● **Task brief**
Give the number of lines in the data that hold the word "Gestión", and nothing else.

● **Supplied records**
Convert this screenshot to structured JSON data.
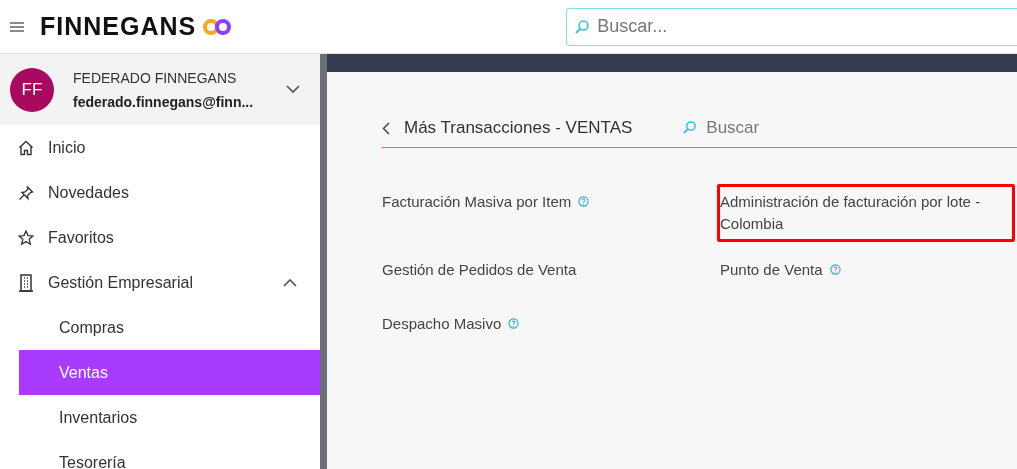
{
  "header": {
    "brand": "FINNEGANS",
    "search": {
      "placeholder": "Buscar..."
    }
  },
  "user": {
    "initials": "FF",
    "name": "FEDERADO FINNEGANS",
    "email": "federado.finnegans@finn...",
    "expanded": false
  },
  "sidebar": {
    "items": [
      {
        "label": "Inicio",
        "selected": false
      },
      {
        "label": "Novedades",
        "selected": false
      },
      {
        "label": "Favoritos",
        "selected": false
      },
      {
        "label": "Gestión Empresarial",
        "expanded": true,
        "selected": false,
        "children": [
          {
            "label": "Compras",
            "selected": false
          },
          {
            "label": "Ventas",
            "selected": true
          },
          {
            "label": "Inventarios",
            "selected": false
          },
          {
            "label": "Tesorería",
            "selected": false
          }
        ]
      }
    ]
  },
  "page": {
    "title": "Más Transacciones - VENTAS",
    "search": {
      "placeholder": "Buscar"
    },
    "items": [
      {
        "label": "Facturación Masiva por Item",
        "help": true,
        "highlighted": false
      },
      {
        "label": "Administración de facturación por lote - Colombia",
        "help": false,
        "highlighted": true
      },
      {
        "label": "Gestión de Pedidos de Venta",
        "help": false,
        "highlighted": false
      },
      {
        "label": "Punto de Venta",
        "help": true,
        "highlighted": false
      },
      {
        "label": "Despacho Masivo",
        "help": true,
        "highlighted": false
      }
    ]
  }
}
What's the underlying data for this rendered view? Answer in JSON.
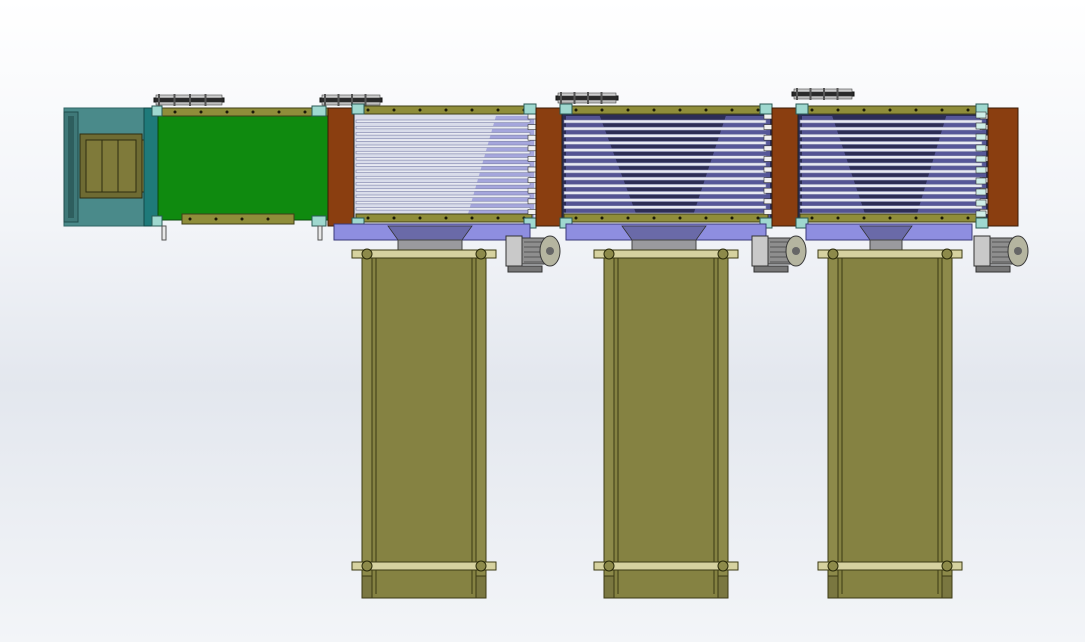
{
  "scene": {
    "background_top": "#ffffff",
    "background_bottom": "#e4e8ef"
  },
  "colors": {
    "feed_frame": "#4a8a8a",
    "feed_frame_dark": "#2f6464",
    "feed_hopper": "#7f7a3a",
    "green_belt": "#0f8a0f",
    "rail_olive": "#8f8d3a",
    "rail_olive_dark": "#3f3e18",
    "brown_roller": "#8a3e10",
    "slat_light": "#e8eaf2",
    "slat_shadow": "#7b7fa8",
    "hopper_purple": "#7a7ad0",
    "chute_gray": "#9a9a9e",
    "leg_olive": "#858242",
    "leg_edge": "#3c3a14",
    "motor_gray": "#8e8e8e",
    "motor_dark": "#3a3a3a"
  },
  "components": [
    {
      "kind": "feed-unit",
      "icon": "feed-hopper-icon"
    },
    {
      "kind": "green-conveyor",
      "icon": "belt-conveyor-icon"
    },
    {
      "kind": "slat-dryer",
      "index": 1,
      "icon": "slat-belt-icon"
    },
    {
      "kind": "slat-dryer",
      "index": 2,
      "icon": "slat-belt-icon"
    },
    {
      "kind": "slat-dryer",
      "index": 3,
      "icon": "slat-belt-icon"
    },
    {
      "kind": "incline-conveyor",
      "index": 1,
      "icon": "incline-conveyor-icon"
    },
    {
      "kind": "incline-conveyor",
      "index": 2,
      "icon": "incline-conveyor-icon"
    },
    {
      "kind": "incline-conveyor",
      "index": 3,
      "icon": "incline-conveyor-icon"
    },
    {
      "kind": "drive-motor",
      "index": 1,
      "icon": "motor-icon"
    },
    {
      "kind": "drive-motor",
      "index": 2,
      "icon": "motor-icon"
    },
    {
      "kind": "drive-motor",
      "index": 3,
      "icon": "motor-icon"
    }
  ]
}
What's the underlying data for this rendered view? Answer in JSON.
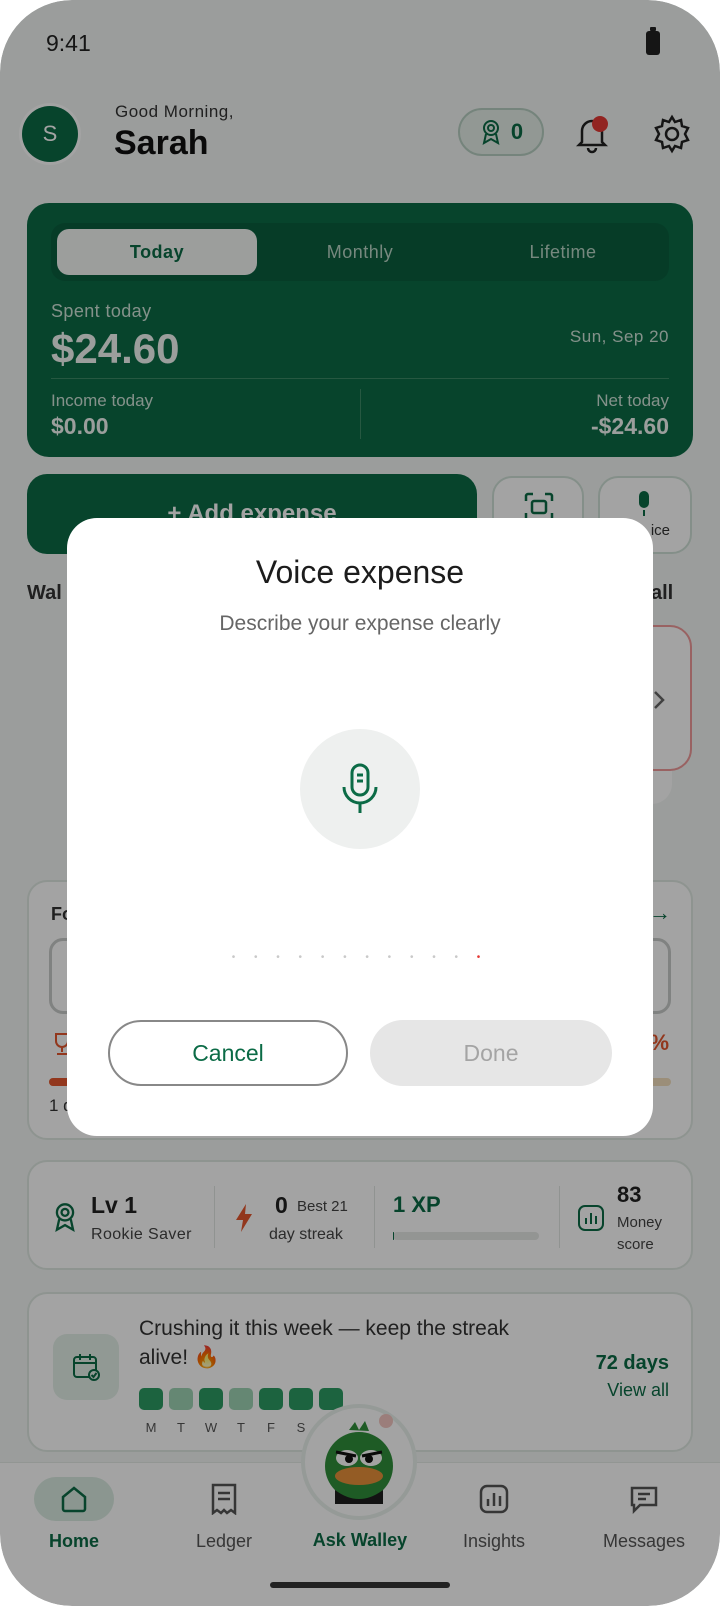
{
  "status_bar": {
    "time": "9:41"
  },
  "header": {
    "avatar_initial": "S",
    "greeting": "Good Morning,",
    "name": "Sarah",
    "reward_count": "0"
  },
  "spend_card": {
    "tabs": [
      "Today",
      "Monthly",
      "Lifetime"
    ],
    "active_tab": "Today",
    "spent_label": "Spent today",
    "spent_value": "$24.60",
    "date": "Sun, Sep 20",
    "income_label": "Income today",
    "income_value": "$0.00",
    "net_label": "Net today",
    "net_value": "-$24.60"
  },
  "actions": {
    "add_expense": "+ Add expense",
    "voice_partial": "ice"
  },
  "wallets": {
    "title_partial": "Wal",
    "see_all_partial": "all"
  },
  "focus": {
    "title_partial": "Fo",
    "arrow": "→",
    "percent_partial": "%",
    "sub_partial": "1 d",
    "progress_fraction": 0.04
  },
  "stats": {
    "level": "Lv 1",
    "level_name": "Rookie Saver",
    "streak": "0",
    "streak_best": "Best 21",
    "streak_unit": "day streak",
    "xp": "1 XP",
    "xp_progress_fraction": 0.01,
    "money_score": "83",
    "money_score_label": "Money score"
  },
  "week": {
    "message": "Crushing it this week — keep the streak alive! 🔥",
    "days": [
      "M",
      "T",
      "W",
      "T",
      "F",
      "S"
    ],
    "day_states": [
      "full",
      "light",
      "full",
      "light",
      "full",
      "full",
      "full"
    ],
    "streak_days": "72 days",
    "view_all": "View all"
  },
  "bottom_nav": {
    "items": [
      {
        "label": "Home",
        "icon": "home-icon",
        "active": true
      },
      {
        "label": "Ledger",
        "icon": "receipt-icon",
        "active": false
      },
      {
        "label": "Ask Walley",
        "icon": "walley-mascot",
        "active": false
      },
      {
        "label": "Insights",
        "icon": "bar-chart-icon",
        "active": false
      },
      {
        "label": "Messages",
        "icon": "message-icon",
        "active": false
      }
    ]
  },
  "modal": {
    "title": "Voice expense",
    "subtitle": "Describe your expense clearly",
    "cancel": "Cancel",
    "done": "Done"
  },
  "colors": {
    "brand": "#0b6b46",
    "alert": "#e53935",
    "accent_orange": "#e4572e"
  }
}
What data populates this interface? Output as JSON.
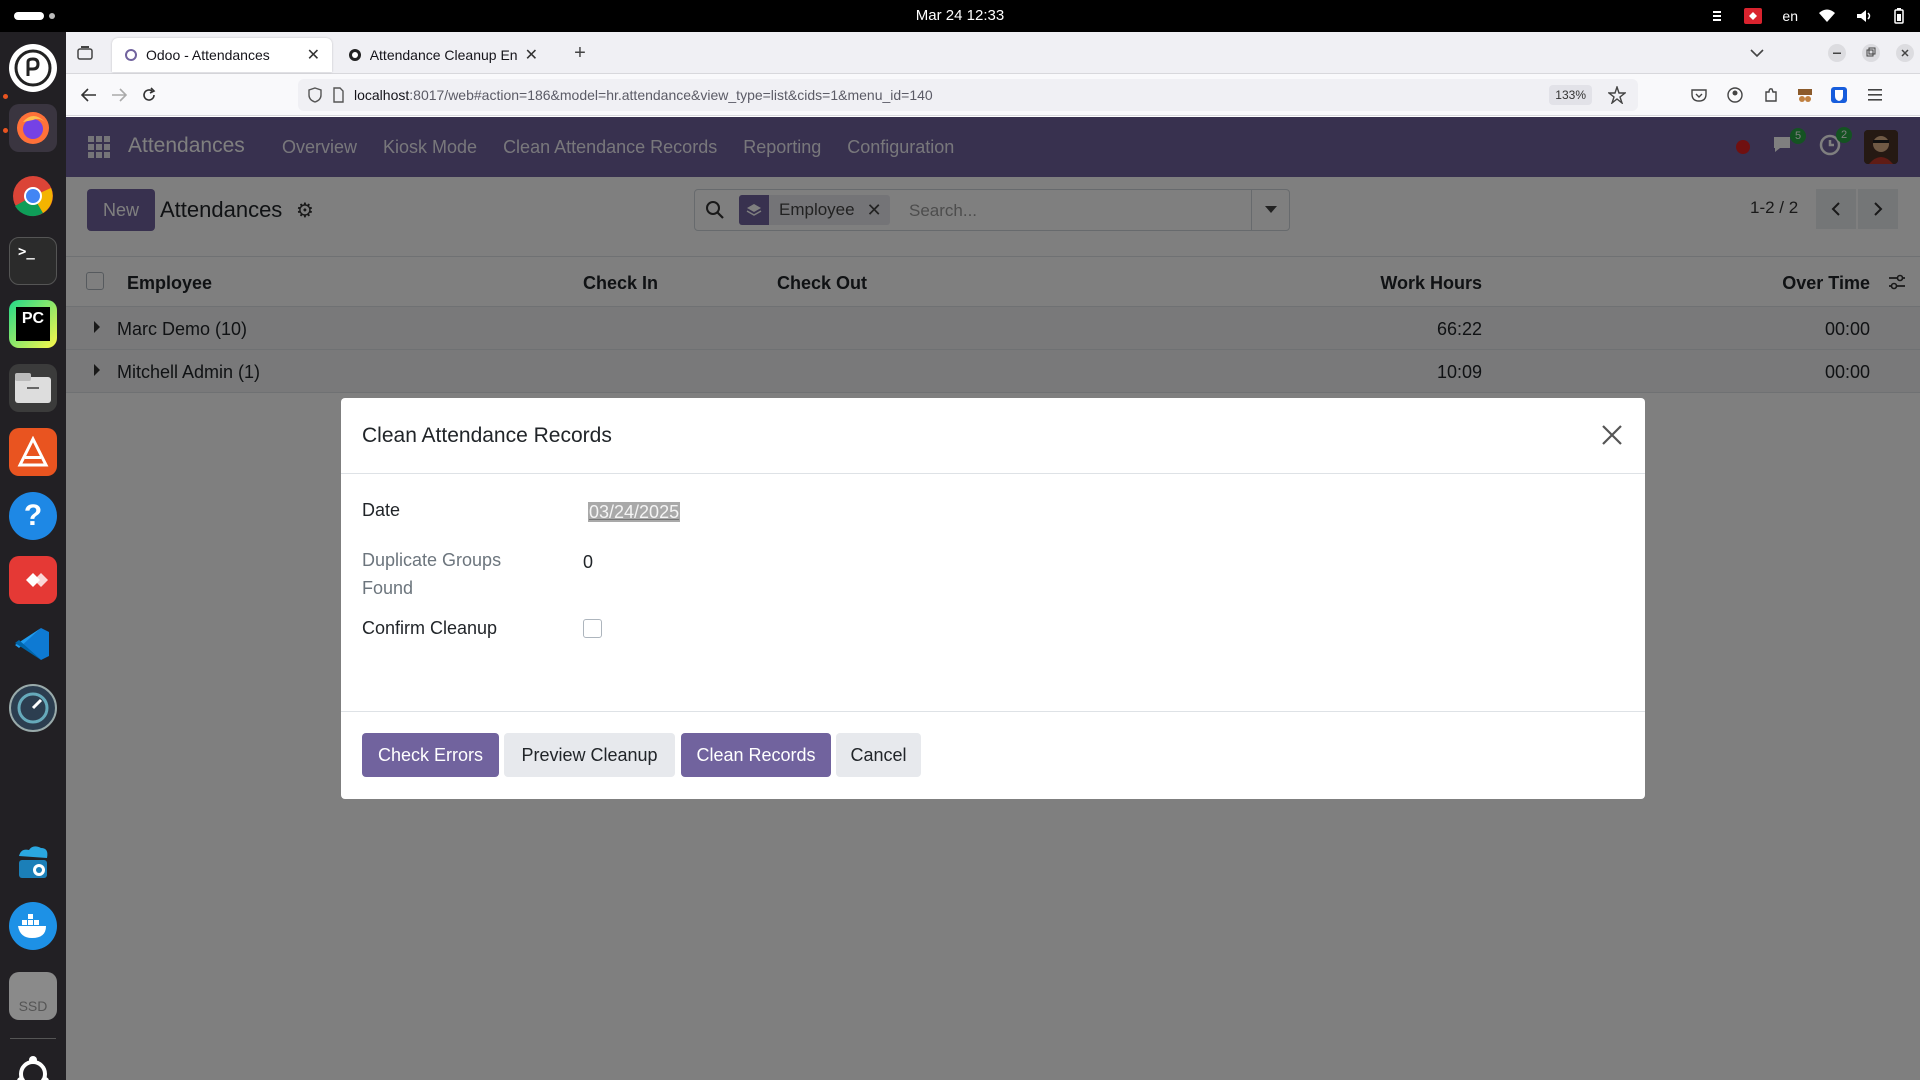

● **The answer**
2